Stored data
▼▼▼
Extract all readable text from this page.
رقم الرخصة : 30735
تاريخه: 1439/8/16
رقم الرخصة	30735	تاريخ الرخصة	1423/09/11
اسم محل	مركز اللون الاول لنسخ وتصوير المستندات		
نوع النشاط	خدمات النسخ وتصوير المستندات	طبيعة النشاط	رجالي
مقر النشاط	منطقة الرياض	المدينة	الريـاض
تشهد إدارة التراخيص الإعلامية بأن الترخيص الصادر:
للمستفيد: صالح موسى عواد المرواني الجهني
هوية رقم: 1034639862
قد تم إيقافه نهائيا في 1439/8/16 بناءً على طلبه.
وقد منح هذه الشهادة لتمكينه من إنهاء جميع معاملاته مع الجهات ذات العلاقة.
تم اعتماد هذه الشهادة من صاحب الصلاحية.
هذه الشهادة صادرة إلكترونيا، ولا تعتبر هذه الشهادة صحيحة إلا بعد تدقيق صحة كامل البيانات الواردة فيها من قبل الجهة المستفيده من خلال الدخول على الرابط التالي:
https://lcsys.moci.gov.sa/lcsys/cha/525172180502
▲▲▲
■ **Stated problem**
For each line of the listing that holds the word "الرخصة", show that line.

■ **Result**
رقم الرخصة : 30735
رقم الرخصة	30735	تاريخ الرخصة	1423/09/11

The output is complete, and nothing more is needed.